» Problem
Write the material out again in full, exactly.

» Extracted entries
────────
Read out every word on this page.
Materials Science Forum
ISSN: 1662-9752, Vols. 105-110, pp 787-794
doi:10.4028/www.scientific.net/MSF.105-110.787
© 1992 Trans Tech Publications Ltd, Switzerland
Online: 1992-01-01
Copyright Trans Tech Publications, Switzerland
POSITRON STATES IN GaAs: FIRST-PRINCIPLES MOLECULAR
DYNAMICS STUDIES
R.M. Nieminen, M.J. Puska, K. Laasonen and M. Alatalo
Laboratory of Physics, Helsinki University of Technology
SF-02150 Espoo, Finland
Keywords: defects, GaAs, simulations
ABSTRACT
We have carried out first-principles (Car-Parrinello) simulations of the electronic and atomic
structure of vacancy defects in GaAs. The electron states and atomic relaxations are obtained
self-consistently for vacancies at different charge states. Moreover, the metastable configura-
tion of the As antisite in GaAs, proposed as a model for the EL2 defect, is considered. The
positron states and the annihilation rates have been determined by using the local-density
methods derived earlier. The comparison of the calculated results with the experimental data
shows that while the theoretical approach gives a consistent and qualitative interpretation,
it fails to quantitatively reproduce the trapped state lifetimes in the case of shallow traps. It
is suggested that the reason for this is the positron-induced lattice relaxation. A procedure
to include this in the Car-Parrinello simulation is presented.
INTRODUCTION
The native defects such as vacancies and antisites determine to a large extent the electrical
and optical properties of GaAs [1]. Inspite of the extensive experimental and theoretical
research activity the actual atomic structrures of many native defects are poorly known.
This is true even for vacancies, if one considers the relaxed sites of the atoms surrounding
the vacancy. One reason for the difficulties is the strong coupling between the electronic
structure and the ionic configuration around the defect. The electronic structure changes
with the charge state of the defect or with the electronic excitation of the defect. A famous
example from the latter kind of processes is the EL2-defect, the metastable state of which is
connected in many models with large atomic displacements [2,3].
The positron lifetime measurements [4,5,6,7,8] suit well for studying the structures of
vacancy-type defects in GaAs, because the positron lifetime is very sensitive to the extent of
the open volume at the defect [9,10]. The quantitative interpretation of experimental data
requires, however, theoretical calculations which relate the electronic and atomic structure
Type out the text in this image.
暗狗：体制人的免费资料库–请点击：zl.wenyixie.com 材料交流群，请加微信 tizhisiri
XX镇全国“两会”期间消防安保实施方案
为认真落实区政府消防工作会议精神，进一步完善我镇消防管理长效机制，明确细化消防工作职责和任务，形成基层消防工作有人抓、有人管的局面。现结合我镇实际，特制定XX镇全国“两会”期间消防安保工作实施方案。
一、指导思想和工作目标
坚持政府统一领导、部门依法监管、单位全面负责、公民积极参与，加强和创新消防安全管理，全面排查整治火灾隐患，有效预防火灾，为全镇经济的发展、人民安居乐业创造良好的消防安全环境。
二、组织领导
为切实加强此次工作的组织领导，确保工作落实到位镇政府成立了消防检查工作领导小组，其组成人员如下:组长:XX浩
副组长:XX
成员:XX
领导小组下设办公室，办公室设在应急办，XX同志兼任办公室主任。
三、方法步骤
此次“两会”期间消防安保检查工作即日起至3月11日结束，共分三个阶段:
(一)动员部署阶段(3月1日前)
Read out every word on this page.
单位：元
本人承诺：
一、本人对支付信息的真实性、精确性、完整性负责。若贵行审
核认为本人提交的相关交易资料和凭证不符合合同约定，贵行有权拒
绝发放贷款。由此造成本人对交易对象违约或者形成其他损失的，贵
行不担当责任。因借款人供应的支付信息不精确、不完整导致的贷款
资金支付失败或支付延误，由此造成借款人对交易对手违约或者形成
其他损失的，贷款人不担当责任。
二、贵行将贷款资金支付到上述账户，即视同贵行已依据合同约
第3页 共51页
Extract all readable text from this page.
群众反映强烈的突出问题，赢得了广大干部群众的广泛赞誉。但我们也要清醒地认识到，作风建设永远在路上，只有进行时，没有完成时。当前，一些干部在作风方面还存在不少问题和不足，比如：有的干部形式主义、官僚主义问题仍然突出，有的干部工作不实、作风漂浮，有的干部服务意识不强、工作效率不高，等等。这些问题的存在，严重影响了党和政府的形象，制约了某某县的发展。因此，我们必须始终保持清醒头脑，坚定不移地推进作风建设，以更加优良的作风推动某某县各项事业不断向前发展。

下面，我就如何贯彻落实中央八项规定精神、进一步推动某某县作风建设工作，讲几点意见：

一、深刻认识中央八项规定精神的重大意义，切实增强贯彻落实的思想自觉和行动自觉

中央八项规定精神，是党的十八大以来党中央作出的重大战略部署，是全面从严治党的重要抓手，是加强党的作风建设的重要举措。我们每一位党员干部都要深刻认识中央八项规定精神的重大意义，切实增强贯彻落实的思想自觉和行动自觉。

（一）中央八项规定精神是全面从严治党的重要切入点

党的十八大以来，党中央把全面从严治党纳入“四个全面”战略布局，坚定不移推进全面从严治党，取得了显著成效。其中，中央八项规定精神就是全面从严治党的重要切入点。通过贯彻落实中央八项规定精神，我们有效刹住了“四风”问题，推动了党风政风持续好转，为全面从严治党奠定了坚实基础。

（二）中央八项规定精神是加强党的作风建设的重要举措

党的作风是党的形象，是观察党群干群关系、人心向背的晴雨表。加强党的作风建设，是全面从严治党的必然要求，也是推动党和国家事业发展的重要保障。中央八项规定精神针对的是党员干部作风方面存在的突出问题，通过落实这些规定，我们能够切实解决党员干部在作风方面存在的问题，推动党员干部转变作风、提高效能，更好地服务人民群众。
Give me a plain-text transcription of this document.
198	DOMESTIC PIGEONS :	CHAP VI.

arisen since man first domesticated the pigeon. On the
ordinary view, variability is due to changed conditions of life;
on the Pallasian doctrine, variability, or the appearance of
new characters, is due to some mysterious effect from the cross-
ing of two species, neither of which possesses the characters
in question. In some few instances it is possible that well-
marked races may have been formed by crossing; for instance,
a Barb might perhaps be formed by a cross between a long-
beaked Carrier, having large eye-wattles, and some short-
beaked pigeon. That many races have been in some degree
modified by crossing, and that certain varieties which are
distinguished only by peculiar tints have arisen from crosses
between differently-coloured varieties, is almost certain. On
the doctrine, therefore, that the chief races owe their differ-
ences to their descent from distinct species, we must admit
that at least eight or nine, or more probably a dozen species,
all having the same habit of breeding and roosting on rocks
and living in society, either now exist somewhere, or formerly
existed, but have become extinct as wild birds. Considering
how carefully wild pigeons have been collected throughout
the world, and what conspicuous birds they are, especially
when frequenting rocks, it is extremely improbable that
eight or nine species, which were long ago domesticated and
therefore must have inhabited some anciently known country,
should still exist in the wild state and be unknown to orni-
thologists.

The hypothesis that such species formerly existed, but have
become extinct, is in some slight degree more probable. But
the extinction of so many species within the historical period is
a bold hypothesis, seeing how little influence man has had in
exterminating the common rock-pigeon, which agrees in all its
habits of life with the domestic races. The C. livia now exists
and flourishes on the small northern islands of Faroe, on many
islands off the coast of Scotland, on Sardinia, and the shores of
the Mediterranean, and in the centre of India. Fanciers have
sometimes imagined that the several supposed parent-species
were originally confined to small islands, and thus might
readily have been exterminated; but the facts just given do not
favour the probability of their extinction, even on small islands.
────────
» Reply
Read out every word on this page.
Materials Science Forum
ISSN: 1662-9752, Vols. 105-110, pp 787-794
doi:10.4028/www.scientific.net/MSF.105-110.787
© 1992 Trans Tech Publications Ltd, Switzerland
Online: 1992-01-01
Copyright Trans Tech Publications, Switzerland
POSITRON STATES IN GaAs: FIRST-PRINCIPLES MOLECULAR
DYNAMICS STUDIES
R.M. Nieminen, M.J. Puska, K. Laasonen and M. Alatalo
Laboratory of Physics, Helsinki University of Technology
SF-02150 Espoo, Finland
Keywords: defects, GaAs, simulations
ABSTRACT
We have carried out first-principles (Car-Parrinello) simulations of the electronic and atomic
structure of vacancy defects in GaAs. The electron states and atomic relaxations are obtained
self-consistently for vacancies at different charge states. Moreover, the metastable configura-
tion of the As antisite in GaAs, proposed as a model for the EL2 defect, is considered. The
positron states and the annihilation rates have been determined by using the local-density
methods derived earlier. The comparison of the calculated results with the experimental data
shows that while the theoretical approach gives a consistent and qualitative interpretation,
it fails to quantitatively reproduce the trapped state lifetimes in the case of shallow traps. It
is suggested that the reason for this is the positron-induced lattice relaxation. A procedure
to include this in the Car-Parrinello simulation is presented.
INTRODUCTION
The native defects such as vacancies and antisites determine to a large extent the electrical
and optical properties of GaAs [1]. Inspite of the extensive experimental and theoretical
research activity the actual atomic structrures of many native defects are poorly known.
This is true even for vacancies, if one considers the relaxed sites of the atoms surrounding
the vacancy. One reason for the difficulties is the strong coupling between the electronic
structure and the ionic configuration around the defect. The electronic structure changes
with the charge state of the defect or with the electronic excitation of the defect. A famous
example from the latter kind of processes is the EL2-defect, the metastable state of which is
connected in many models with large atomic displacements [2,3].
The positron lifetime measurements [4,5,6,7,8] suit well for studying the structures of
vacancy-type defects in GaAs, because the positron lifetime is very sensitive to the extent of
the open volume at the defect [9,10]. The quantitative interpretation of experimental data
requires, however, theoretical calculations which relate the electronic and atomic structure
Type out the text in this image.
暗狗：体制人的免费资料库–请点击：zl.wenyixie.com 材料交流群，请加微信 tizhisiri
XX镇全国“两会”期间消防安保实施方案
为认真落实区政府消防工作会议精神，进一步完善我镇消防管理长效机制，明确细化消防工作职责和任务，形成基层消防工作有人抓、有人管的局面。现结合我镇实际，特制定XX镇全国“两会”期间消防安保工作实施方案。
一、指导思想和工作目标
坚持政府统一领导、部门依法监管、单位全面负责、公民积极参与，加强和创新消防安全管理，全面排查整治火灾隐患，有效预防火灾，为全镇经济的发展、人民安居乐业创造良好的消防安全环境。
二、组织领导
为切实加强此次工作的组织领导，确保工作落实到位镇政府成立了消防检查工作领导小组，其组成人员如下:组长:XX浩
副组长:XX
成员:XX
领导小组下设办公室，办公室设在应急办，XX同志兼任办公室主任。
三、方法步骤
此次“两会”期间消防安保检查工作即日起至3月11日结束，共分三个阶段:
(一)动员部署阶段(3月1日前)
Read out every word on this page.
单位：元
本人承诺：
一、本人对支付信息的真实性、精确性、完整性负责。若贵行审
核认为本人提交的相关交易资料和凭证不符合合同约定，贵行有权拒
绝发放贷款。由此造成本人对交易对象违约或者形成其他损失的，贵
行不担当责任。因借款人供应的支付信息不精确、不完整导致的贷款
资金支付失败或支付延误，由此造成借款人对交易对手违约或者形成
其他损失的，贷款人不担当责任。
二、贵行将贷款资金支付到上述账户，即视同贵行已依据合同约
第3页 共51页
Extract all readable text from this page.
群众反映强烈的突出问题，赢得了广大干部群众的广泛赞誉。但我们也要清醒地认识到，作风建设永远在路上，只有进行时，没有完成时。当前，一些干部在作风方面还存在不少问题和不足，比如：有的干部形式主义、官僚主义问题仍然突出，有的干部工作不实、作风漂浮，有的干部服务意识不强、工作效率不高，等等。这些问题的存在，严重影响了党和政府的形象，制约了某某县的发展。因此，我们必须始终保持清醒头脑，坚定不移地推进作风建设，以更加优良的作风推动某某县各项事业不断向前发展。

下面，我就如何贯彻落实中央八项规定精神、进一步推动某某县作风建设工作，讲几点意见：

一、深刻认识中央八项规定精神的重大意义，切实增强贯彻落实的思想自觉和行动自觉

中央八项规定精神，是党的十八大以来党中央作出的重大战略部署，是全面从严治党的重要抓手，是加强党的作风建设的重要举措。我们每一位党员干部都要深刻认识中央八项规定精神的重大意义，切实增强贯彻落实的思想自觉和行动自觉。

（一）中央八项规定精神是全面从严治党的重要切入点

党的十八大以来，党中央把全面从严治党纳入“四个全面”战略布局，坚定不移推进全面从严治党，取得了显著成效。其中，中央八项规定精神就是全面从严治党的重要切入点。通过贯彻落实中央八项规定精神，我们有效刹住了“四风”问题，推动了党风政风持续好转，为全面从严治党奠定了坚实基础。

（二）中央八项规定精神是加强党的作风建设的重要举措

党的作风是党的形象，是观察党群干群关系、人心向背的晴雨表。加强党的作风建设，是全面从严治党的必然要求，也是推动党和国家事业发展的重要保障。中央八项规定精神针对的是党员干部作风方面存在的突出问题，通过落实这些规定，我们能够切实解决党员干部在作风方面存在的问题，推动党员干部转变作风、提高效能，更好地服务人民群众。
Give me a plain-text transcription of this document.
198	DOMESTIC PIGEONS :	CHAP VI.

arisen since man first domesticated the pigeon. On the
ordinary view, variability is due to changed conditions of life;
on the Pallasian doctrine, variability, or the appearance of
new characters, is due to some mysterious effect from the cross-
ing of two species, neither of which possesses the characters
in question. In some few instances it is possible that well-
marked races may have been formed by crossing; for instance,
a Barb might perhaps be formed by a cross between a long-
beaked Carrier, having large eye-wattles, and some short-
beaked pigeon. That many races have been in some degree
modified by crossing, and that certain varieties which are
distinguished only by peculiar tints have arisen from crosses
between differently-coloured varieties, is almost certain. On
the doctrine, therefore, that the chief races owe their differ-
ences to their descent from distinct species, we must admit
that at least eight or nine, or more probably a dozen species,
all having the same habit of breeding and roosting on rocks
and living in society, either now exist somewhere, or formerly
existed, but have become extinct as wild birds. Considering
how carefully wild pigeons have been collected throughout
the world, and what conspicuous birds they are, especially
when frequenting rocks, it is extremely improbable that
eight or nine species, which were long ago domesticated and
therefore must have inhabited some anciently known country,
should still exist in the wild state and be unknown to orni-
thologists.

The hypothesis that such species formerly existed, but have
become extinct, is in some slight degree more probable. But
the extinction of so many species within the historical period is
a bold hypothesis, seeing how little influence man has had in
exterminating the common rock-pigeon, which agrees in all its
habits of life with the domestic races. The C. livia now exists
and flourishes on the small northern islands of Faroe, on many
islands off the coast of Scotland, on Sardinia, and the shores of
the Mediterranean, and in the centre of India. Fanciers have
sometimes imagined that the several supposed parent-species
were originally confined to small islands, and thus might
readily have been exterminated; but the facts just given do not
favour the probability of their extinction, even on small islands.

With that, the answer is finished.